╭──
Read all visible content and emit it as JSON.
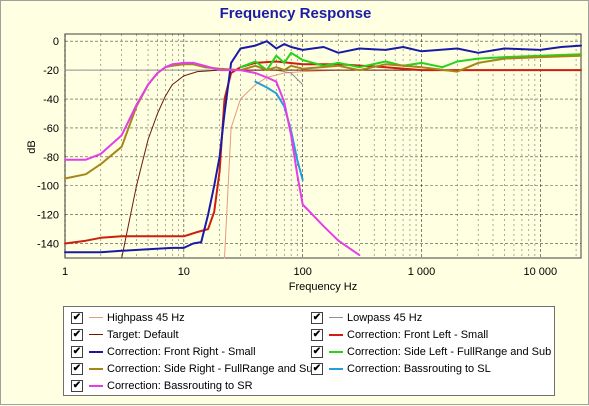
{
  "chart_data": {
    "type": "line",
    "title": "Frequency Response",
    "xlabel": "Frequency Hz",
    "ylabel": "dB",
    "xscale": "log",
    "xlim": [
      1,
      22000
    ],
    "ylim": [
      -150,
      5
    ],
    "x_ticks": [
      {
        "value": 1,
        "label": "1"
      },
      {
        "value": 10,
        "label": "10"
      },
      {
        "value": 100,
        "label": "100"
      },
      {
        "value": 1000,
        "label": "1 000"
      },
      {
        "value": 10000,
        "label": "10 000"
      }
    ],
    "y_ticks": [
      0,
      -20,
      -40,
      -60,
      -80,
      -100,
      -120,
      -140
    ],
    "grid": true,
    "legend_position": "bottom",
    "series": [
      {
        "name": "Highpass   45 Hz",
        "color": "#e89a7c",
        "width": 1,
        "checked": true,
        "points": [
          [
            22,
            -150
          ],
          [
            25,
            -60
          ],
          [
            30,
            -40
          ],
          [
            40,
            -30
          ],
          [
            50,
            -25
          ],
          [
            70,
            -22
          ],
          [
            100,
            -21
          ],
          [
            200,
            -20
          ],
          [
            1000,
            -20
          ],
          [
            22000,
            -20
          ]
        ]
      },
      {
        "name": "Lowpass   45 Hz",
        "color": "#909090",
        "width": 1,
        "checked": true,
        "points": [
          [
            1,
            -20
          ],
          [
            60,
            -20
          ],
          [
            80,
            -22
          ],
          [
            100,
            -30
          ]
        ]
      },
      {
        "name": "Target: Default",
        "color": "#6b1b08",
        "width": 1,
        "checked": true,
        "points": [
          [
            3,
            -150
          ],
          [
            4,
            -100
          ],
          [
            5,
            -68
          ],
          [
            6,
            -50
          ],
          [
            7,
            -38
          ],
          [
            8,
            -30
          ],
          [
            10,
            -24
          ],
          [
            13,
            -21
          ],
          [
            20,
            -20
          ],
          [
            100,
            -20
          ],
          [
            1000,
            -20
          ],
          [
            22000,
            -20
          ]
        ]
      },
      {
        "name": "Correction: Front Left - Small",
        "color": "#cc1f0e",
        "width": 2,
        "checked": true,
        "points": [
          [
            1,
            -140
          ],
          [
            1.5,
            -138
          ],
          [
            2,
            -136
          ],
          [
            3,
            -135
          ],
          [
            5,
            -135
          ],
          [
            8,
            -135
          ],
          [
            10,
            -135
          ],
          [
            13,
            -132
          ],
          [
            16,
            -130
          ],
          [
            18,
            -118
          ],
          [
            20,
            -90
          ],
          [
            22,
            -40
          ],
          [
            25,
            -22
          ],
          [
            30,
            -18
          ],
          [
            40,
            -15
          ],
          [
            60,
            -14
          ],
          [
            100,
            -16
          ],
          [
            200,
            -16
          ],
          [
            500,
            -18
          ],
          [
            1000,
            -20
          ],
          [
            2000,
            -20
          ],
          [
            5000,
            -20
          ],
          [
            10000,
            -20
          ],
          [
            22000,
            -20
          ]
        ]
      },
      {
        "name": "Correction: Front Right - Small",
        "color": "#1a1aa8",
        "width": 2,
        "checked": true,
        "points": [
          [
            1,
            -146
          ],
          [
            2,
            -146
          ],
          [
            3,
            -145
          ],
          [
            5,
            -144
          ],
          [
            8,
            -143
          ],
          [
            10,
            -143
          ],
          [
            12,
            -140
          ],
          [
            14,
            -139
          ],
          [
            16,
            -120
          ],
          [
            18,
            -100
          ],
          [
            20,
            -80
          ],
          [
            22,
            -50
          ],
          [
            25,
            -15
          ],
          [
            30,
            -5
          ],
          [
            40,
            -3
          ],
          [
            50,
            0
          ],
          [
            60,
            -5
          ],
          [
            70,
            -2
          ],
          [
            80,
            -4
          ],
          [
            100,
            -6
          ],
          [
            150,
            -4
          ],
          [
            200,
            -8
          ],
          [
            300,
            -5
          ],
          [
            500,
            -6
          ],
          [
            700,
            -4
          ],
          [
            1000,
            -7
          ],
          [
            2000,
            -5
          ],
          [
            3000,
            -8
          ],
          [
            5000,
            -5
          ],
          [
            10000,
            -6
          ],
          [
            15000,
            -4
          ],
          [
            22000,
            -3
          ]
        ]
      },
      {
        "name": "Correction: Side Left - FullRange and Sub",
        "color": "#23d41c",
        "width": 2,
        "checked": true,
        "points": [
          [
            30,
            -18
          ],
          [
            40,
            -14
          ],
          [
            50,
            -20
          ],
          [
            60,
            -10
          ],
          [
            70,
            -15
          ],
          [
            80,
            -8
          ],
          [
            100,
            -13
          ],
          [
            150,
            -17
          ],
          [
            200,
            -15
          ],
          [
            300,
            -18
          ],
          [
            500,
            -14
          ],
          [
            700,
            -17
          ],
          [
            1000,
            -15
          ],
          [
            1500,
            -18
          ],
          [
            2000,
            -14
          ],
          [
            3000,
            -12
          ],
          [
            5000,
            -11
          ],
          [
            10000,
            -10
          ],
          [
            22000,
            -9
          ]
        ]
      },
      {
        "name": "Correction: Side Right - FullRange and Sub",
        "color": "#a5861a",
        "width": 2,
        "checked": true,
        "points": [
          [
            1,
            -95
          ],
          [
            1.5,
            -92
          ],
          [
            2,
            -85
          ],
          [
            3,
            -73
          ],
          [
            4,
            -45
          ],
          [
            5,
            -30
          ],
          [
            6,
            -22
          ],
          [
            7,
            -18
          ],
          [
            8,
            -17
          ],
          [
            10,
            -16
          ],
          [
            12,
            -16
          ],
          [
            15,
            -18
          ],
          [
            20,
            -19
          ],
          [
            30,
            -20
          ],
          [
            40,
            -17
          ],
          [
            50,
            -20
          ],
          [
            60,
            -18
          ],
          [
            70,
            -20
          ],
          [
            80,
            -17
          ],
          [
            100,
            -19
          ],
          [
            200,
            -17
          ],
          [
            300,
            -20
          ],
          [
            500,
            -16
          ],
          [
            1000,
            -18
          ],
          [
            2000,
            -21
          ],
          [
            3000,
            -15
          ],
          [
            5000,
            -12
          ],
          [
            10000,
            -11
          ],
          [
            22000,
            -10
          ]
        ]
      },
      {
        "name": "Correction: Bassrouting to SL",
        "color": "#22a0dd",
        "width": 2,
        "checked": true,
        "points": [
          [
            40,
            -28
          ],
          [
            50,
            -32
          ],
          [
            60,
            -36
          ],
          [
            70,
            -45
          ],
          [
            80,
            -62
          ],
          [
            90,
            -82
          ],
          [
            100,
            -96
          ]
        ]
      },
      {
        "name": "Correction: Bassrouting to SR",
        "color": "#e33ee8",
        "width": 2,
        "checked": true,
        "points": [
          [
            1,
            -82
          ],
          [
            1.5,
            -82
          ],
          [
            2,
            -78
          ],
          [
            3,
            -65
          ],
          [
            4,
            -44
          ],
          [
            5,
            -30
          ],
          [
            6,
            -22
          ],
          [
            7,
            -18
          ],
          [
            8,
            -16
          ],
          [
            10,
            -15
          ],
          [
            12,
            -15
          ],
          [
            15,
            -17
          ],
          [
            20,
            -20
          ],
          [
            30,
            -20
          ],
          [
            40,
            -22
          ],
          [
            50,
            -25
          ],
          [
            60,
            -28
          ],
          [
            70,
            -42
          ],
          [
            80,
            -65
          ],
          [
            90,
            -92
          ],
          [
            100,
            -113
          ],
          [
            150,
            -128
          ],
          [
            200,
            -138
          ],
          [
            300,
            -148
          ]
        ]
      }
    ]
  }
}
╰──
To do ->
Reproduce all entries without any change, and omit the pictures.

Response below ->
Read all visible content and emit it as JSON.
{
  "chart_data": {
    "type": "line",
    "title": "Frequency Response",
    "xlabel": "Frequency Hz",
    "ylabel": "dB",
    "xscale": "log",
    "xlim": [
      1,
      22000
    ],
    "ylim": [
      -150,
      5
    ],
    "x_ticks": [
      {
        "value": 1,
        "label": "1"
      },
      {
        "value": 10,
        "label": "10"
      },
      {
        "value": 100,
        "label": "100"
      },
      {
        "value": 1000,
        "label": "1 000"
      },
      {
        "value": 10000,
        "label": "10 000"
      }
    ],
    "y_ticks": [
      0,
      -20,
      -40,
      -60,
      -80,
      -100,
      -120,
      -140
    ],
    "grid": true,
    "legend_position": "bottom",
    "series": [
      {
        "name": "Highpass   45 Hz",
        "color": "#e89a7c",
        "width": 1,
        "checked": true,
        "points": [
          [
            22,
            -150
          ],
          [
            25,
            -60
          ],
          [
            30,
            -40
          ],
          [
            40,
            -30
          ],
          [
            50,
            -25
          ],
          [
            70,
            -22
          ],
          [
            100,
            -21
          ],
          [
            200,
            -20
          ],
          [
            1000,
            -20
          ],
          [
            22000,
            -20
          ]
        ]
      },
      {
        "name": "Lowpass   45 Hz",
        "color": "#909090",
        "width": 1,
        "checked": true,
        "points": [
          [
            1,
            -20
          ],
          [
            60,
            -20
          ],
          [
            80,
            -22
          ],
          [
            100,
            -30
          ]
        ]
      },
      {
        "name": "Target: Default",
        "color": "#6b1b08",
        "width": 1,
        "checked": true,
        "points": [
          [
            3,
            -150
          ],
          [
            4,
            -100
          ],
          [
            5,
            -68
          ],
          [
            6,
            -50
          ],
          [
            7,
            -38
          ],
          [
            8,
            -30
          ],
          [
            10,
            -24
          ],
          [
            13,
            -21
          ],
          [
            20,
            -20
          ],
          [
            100,
            -20
          ],
          [
            1000,
            -20
          ],
          [
            22000,
            -20
          ]
        ]
      },
      {
        "name": "Correction: Front Left - Small",
        "color": "#cc1f0e",
        "width": 2,
        "checked": true,
        "points": [
          [
            1,
            -140
          ],
          [
            1.5,
            -138
          ],
          [
            2,
            -136
          ],
          [
            3,
            -135
          ],
          [
            5,
            -135
          ],
          [
            8,
            -135
          ],
          [
            10,
            -135
          ],
          [
            13,
            -132
          ],
          [
            16,
            -130
          ],
          [
            18,
            -118
          ],
          [
            20,
            -90
          ],
          [
            22,
            -40
          ],
          [
            25,
            -22
          ],
          [
            30,
            -18
          ],
          [
            40,
            -15
          ],
          [
            60,
            -14
          ],
          [
            100,
            -16
          ],
          [
            200,
            -16
          ],
          [
            500,
            -18
          ],
          [
            1000,
            -20
          ],
          [
            2000,
            -20
          ],
          [
            5000,
            -20
          ],
          [
            10000,
            -20
          ],
          [
            22000,
            -20
          ]
        ]
      },
      {
        "name": "Correction: Front Right - Small",
        "color": "#1a1aa8",
        "width": 2,
        "checked": true,
        "points": [
          [
            1,
            -146
          ],
          [
            2,
            -146
          ],
          [
            3,
            -145
          ],
          [
            5,
            -144
          ],
          [
            8,
            -143
          ],
          [
            10,
            -143
          ],
          [
            12,
            -140
          ],
          [
            14,
            -139
          ],
          [
            16,
            -120
          ],
          [
            18,
            -100
          ],
          [
            20,
            -80
          ],
          [
            22,
            -50
          ],
          [
            25,
            -15
          ],
          [
            30,
            -5
          ],
          [
            40,
            -3
          ],
          [
            50,
            0
          ],
          [
            60,
            -5
          ],
          [
            70,
            -2
          ],
          [
            80,
            -4
          ],
          [
            100,
            -6
          ],
          [
            150,
            -4
          ],
          [
            200,
            -8
          ],
          [
            300,
            -5
          ],
          [
            500,
            -6
          ],
          [
            700,
            -4
          ],
          [
            1000,
            -7
          ],
          [
            2000,
            -5
          ],
          [
            3000,
            -8
          ],
          [
            5000,
            -5
          ],
          [
            10000,
            -6
          ],
          [
            15000,
            -4
          ],
          [
            22000,
            -3
          ]
        ]
      },
      {
        "name": "Correction: Side Left - FullRange and Sub",
        "color": "#23d41c",
        "width": 2,
        "checked": true,
        "points": [
          [
            30,
            -18
          ],
          [
            40,
            -14
          ],
          [
            50,
            -20
          ],
          [
            60,
            -10
          ],
          [
            70,
            -15
          ],
          [
            80,
            -8
          ],
          [
            100,
            -13
          ],
          [
            150,
            -17
          ],
          [
            200,
            -15
          ],
          [
            300,
            -18
          ],
          [
            500,
            -14
          ],
          [
            700,
            -17
          ],
          [
            1000,
            -15
          ],
          [
            1500,
            -18
          ],
          [
            2000,
            -14
          ],
          [
            3000,
            -12
          ],
          [
            5000,
            -11
          ],
          [
            10000,
            -10
          ],
          [
            22000,
            -9
          ]
        ]
      },
      {
        "name": "Correction: Side Right - FullRange and Sub",
        "color": "#a5861a",
        "width": 2,
        "checked": true,
        "points": [
          [
            1,
            -95
          ],
          [
            1.5,
            -92
          ],
          [
            2,
            -85
          ],
          [
            3,
            -73
          ],
          [
            4,
            -45
          ],
          [
            5,
            -30
          ],
          [
            6,
            -22
          ],
          [
            7,
            -18
          ],
          [
            8,
            -17
          ],
          [
            10,
            -16
          ],
          [
            12,
            -16
          ],
          [
            15,
            -18
          ],
          [
            20,
            -19
          ],
          [
            30,
            -20
          ],
          [
            40,
            -17
          ],
          [
            50,
            -20
          ],
          [
            60,
            -18
          ],
          [
            70,
            -20
          ],
          [
            80,
            -17
          ],
          [
            100,
            -19
          ],
          [
            200,
            -17
          ],
          [
            300,
            -20
          ],
          [
            500,
            -16
          ],
          [
            1000,
            -18
          ],
          [
            2000,
            -21
          ],
          [
            3000,
            -15
          ],
          [
            5000,
            -12
          ],
          [
            10000,
            -11
          ],
          [
            22000,
            -10
          ]
        ]
      },
      {
        "name": "Correction: Bassrouting to SL",
        "color": "#22a0dd",
        "width": 2,
        "checked": true,
        "points": [
          [
            40,
            -28
          ],
          [
            50,
            -32
          ],
          [
            60,
            -36
          ],
          [
            70,
            -45
          ],
          [
            80,
            -62
          ],
          [
            90,
            -82
          ],
          [
            100,
            -96
          ]
        ]
      },
      {
        "name": "Correction: Bassrouting to SR",
        "color": "#e33ee8",
        "width": 2,
        "checked": true,
        "points": [
          [
            1,
            -82
          ],
          [
            1.5,
            -82
          ],
          [
            2,
            -78
          ],
          [
            3,
            -65
          ],
          [
            4,
            -44
          ],
          [
            5,
            -30
          ],
          [
            6,
            -22
          ],
          [
            7,
            -18
          ],
          [
            8,
            -16
          ],
          [
            10,
            -15
          ],
          [
            12,
            -15
          ],
          [
            15,
            -17
          ],
          [
            20,
            -20
          ],
          [
            30,
            -20
          ],
          [
            40,
            -22
          ],
          [
            50,
            -25
          ],
          [
            60,
            -28
          ],
          [
            70,
            -42
          ],
          [
            80,
            -65
          ],
          [
            90,
            -92
          ],
          [
            100,
            -113
          ],
          [
            150,
            -128
          ],
          [
            200,
            -138
          ],
          [
            300,
            -148
          ]
        ]
      }
    ]
  }
}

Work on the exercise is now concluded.